[Figure record extracts]
>>>

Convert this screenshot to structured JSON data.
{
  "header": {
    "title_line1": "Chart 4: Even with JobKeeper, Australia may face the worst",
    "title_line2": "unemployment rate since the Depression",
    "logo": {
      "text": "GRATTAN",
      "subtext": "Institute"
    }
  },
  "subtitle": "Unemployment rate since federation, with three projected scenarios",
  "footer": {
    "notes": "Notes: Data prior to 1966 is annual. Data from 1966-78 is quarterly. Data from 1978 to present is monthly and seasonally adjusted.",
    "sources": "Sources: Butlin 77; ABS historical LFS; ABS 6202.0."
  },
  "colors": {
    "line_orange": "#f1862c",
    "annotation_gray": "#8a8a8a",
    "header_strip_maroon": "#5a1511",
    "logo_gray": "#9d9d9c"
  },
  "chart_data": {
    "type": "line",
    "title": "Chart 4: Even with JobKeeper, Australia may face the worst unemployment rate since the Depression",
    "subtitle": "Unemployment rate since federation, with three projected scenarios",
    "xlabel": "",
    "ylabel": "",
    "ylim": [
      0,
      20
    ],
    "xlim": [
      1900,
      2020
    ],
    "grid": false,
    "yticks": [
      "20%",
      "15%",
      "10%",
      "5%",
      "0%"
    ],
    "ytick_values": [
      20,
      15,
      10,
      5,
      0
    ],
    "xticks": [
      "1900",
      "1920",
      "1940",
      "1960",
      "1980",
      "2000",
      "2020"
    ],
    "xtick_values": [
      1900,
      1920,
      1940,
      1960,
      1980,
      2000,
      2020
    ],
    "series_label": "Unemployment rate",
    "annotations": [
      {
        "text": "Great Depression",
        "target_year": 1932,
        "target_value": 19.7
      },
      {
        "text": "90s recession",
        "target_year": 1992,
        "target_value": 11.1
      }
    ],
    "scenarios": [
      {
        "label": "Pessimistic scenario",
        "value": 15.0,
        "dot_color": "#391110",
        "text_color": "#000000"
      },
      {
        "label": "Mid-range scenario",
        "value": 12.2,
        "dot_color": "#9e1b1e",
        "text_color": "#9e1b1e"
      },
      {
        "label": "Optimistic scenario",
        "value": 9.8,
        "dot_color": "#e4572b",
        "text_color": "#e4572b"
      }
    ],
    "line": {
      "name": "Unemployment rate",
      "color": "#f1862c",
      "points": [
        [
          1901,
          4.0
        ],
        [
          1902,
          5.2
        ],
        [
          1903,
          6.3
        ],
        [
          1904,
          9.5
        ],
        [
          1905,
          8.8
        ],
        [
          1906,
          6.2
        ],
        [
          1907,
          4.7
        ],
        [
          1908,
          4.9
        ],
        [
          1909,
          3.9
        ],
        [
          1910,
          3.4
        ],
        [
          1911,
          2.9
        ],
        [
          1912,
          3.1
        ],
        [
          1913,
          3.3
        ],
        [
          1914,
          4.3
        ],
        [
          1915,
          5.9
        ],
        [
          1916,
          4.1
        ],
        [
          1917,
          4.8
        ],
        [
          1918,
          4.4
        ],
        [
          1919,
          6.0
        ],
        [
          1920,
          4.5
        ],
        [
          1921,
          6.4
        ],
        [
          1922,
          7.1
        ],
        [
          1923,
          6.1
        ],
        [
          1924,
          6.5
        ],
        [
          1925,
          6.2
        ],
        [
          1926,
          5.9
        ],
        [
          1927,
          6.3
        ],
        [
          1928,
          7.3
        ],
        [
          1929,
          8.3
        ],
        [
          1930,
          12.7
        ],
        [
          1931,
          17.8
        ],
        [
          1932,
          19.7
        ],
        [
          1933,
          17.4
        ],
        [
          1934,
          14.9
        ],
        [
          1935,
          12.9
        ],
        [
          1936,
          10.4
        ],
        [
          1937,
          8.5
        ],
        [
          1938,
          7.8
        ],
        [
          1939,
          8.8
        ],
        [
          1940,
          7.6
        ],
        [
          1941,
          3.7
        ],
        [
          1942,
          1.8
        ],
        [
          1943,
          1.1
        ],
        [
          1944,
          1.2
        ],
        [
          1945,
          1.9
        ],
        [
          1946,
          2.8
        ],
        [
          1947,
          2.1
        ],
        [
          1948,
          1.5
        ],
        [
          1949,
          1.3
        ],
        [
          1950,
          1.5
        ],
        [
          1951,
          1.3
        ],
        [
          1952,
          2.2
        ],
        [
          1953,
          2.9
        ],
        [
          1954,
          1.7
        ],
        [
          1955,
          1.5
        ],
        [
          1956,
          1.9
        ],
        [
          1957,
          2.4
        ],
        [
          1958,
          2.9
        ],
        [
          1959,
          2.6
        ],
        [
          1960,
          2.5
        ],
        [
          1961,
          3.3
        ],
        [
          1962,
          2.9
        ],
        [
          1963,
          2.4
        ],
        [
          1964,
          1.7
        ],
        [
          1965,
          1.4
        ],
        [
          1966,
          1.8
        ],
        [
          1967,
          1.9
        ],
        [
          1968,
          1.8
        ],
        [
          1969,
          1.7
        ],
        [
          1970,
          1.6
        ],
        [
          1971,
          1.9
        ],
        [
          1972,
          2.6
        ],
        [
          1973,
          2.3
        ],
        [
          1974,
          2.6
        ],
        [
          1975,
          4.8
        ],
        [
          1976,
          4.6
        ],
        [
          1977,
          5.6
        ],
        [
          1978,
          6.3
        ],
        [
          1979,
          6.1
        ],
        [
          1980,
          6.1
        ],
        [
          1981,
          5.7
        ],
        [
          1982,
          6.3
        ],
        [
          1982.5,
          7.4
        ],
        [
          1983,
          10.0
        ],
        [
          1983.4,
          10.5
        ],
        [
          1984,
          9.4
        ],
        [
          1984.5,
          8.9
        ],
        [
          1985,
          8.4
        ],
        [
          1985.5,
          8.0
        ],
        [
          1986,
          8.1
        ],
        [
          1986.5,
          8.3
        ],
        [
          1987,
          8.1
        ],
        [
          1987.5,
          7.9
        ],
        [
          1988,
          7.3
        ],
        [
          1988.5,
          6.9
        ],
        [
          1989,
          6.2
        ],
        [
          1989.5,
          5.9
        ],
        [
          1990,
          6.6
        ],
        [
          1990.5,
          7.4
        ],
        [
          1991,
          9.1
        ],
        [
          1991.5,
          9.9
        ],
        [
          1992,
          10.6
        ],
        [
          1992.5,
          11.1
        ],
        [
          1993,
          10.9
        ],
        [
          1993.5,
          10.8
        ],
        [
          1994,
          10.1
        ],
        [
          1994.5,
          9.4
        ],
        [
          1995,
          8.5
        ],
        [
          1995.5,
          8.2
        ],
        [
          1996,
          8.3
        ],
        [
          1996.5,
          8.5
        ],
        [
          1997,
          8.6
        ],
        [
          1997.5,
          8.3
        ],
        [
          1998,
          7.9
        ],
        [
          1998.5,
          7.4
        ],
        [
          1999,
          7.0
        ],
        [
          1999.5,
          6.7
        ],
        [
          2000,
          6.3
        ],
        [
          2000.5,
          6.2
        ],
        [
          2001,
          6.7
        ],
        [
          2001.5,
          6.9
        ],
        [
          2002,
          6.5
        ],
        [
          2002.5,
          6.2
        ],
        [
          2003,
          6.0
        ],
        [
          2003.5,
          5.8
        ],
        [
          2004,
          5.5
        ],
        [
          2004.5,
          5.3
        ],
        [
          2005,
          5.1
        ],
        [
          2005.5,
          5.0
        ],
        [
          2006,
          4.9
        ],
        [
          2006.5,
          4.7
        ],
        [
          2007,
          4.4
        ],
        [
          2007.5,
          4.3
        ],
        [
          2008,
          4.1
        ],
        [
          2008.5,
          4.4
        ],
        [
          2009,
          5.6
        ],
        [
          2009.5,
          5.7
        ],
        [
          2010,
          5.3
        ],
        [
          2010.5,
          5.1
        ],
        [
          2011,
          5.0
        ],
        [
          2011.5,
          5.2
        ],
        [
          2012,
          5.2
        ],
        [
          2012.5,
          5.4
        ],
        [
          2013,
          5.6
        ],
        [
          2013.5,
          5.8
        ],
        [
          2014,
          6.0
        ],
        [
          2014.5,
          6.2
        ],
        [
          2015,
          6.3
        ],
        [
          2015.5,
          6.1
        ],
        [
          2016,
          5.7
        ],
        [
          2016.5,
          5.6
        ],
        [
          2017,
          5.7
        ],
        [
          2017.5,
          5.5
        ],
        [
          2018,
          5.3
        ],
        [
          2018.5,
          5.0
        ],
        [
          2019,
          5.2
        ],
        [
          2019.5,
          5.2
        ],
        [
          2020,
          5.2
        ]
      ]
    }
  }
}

<<<

== WHAT THIS TASK INVOLVES ==
Copy every line of the listing that contains the word "rate".

== FINAL ANSWER ==
    "title_line2": "unemployment rate since the Depression",
  "subtitle": "Unemployment rate since federation, with three projected scenarios",
    "title": "Chart 4: Even with JobKeeper, Australia may face the worst unemployment rate since the Depression",
    "subtitle": "Unemployment rate since federation, with three projected scenarios",
    "series_label": "Unemployment rate",
      "name": "Unemployment rate",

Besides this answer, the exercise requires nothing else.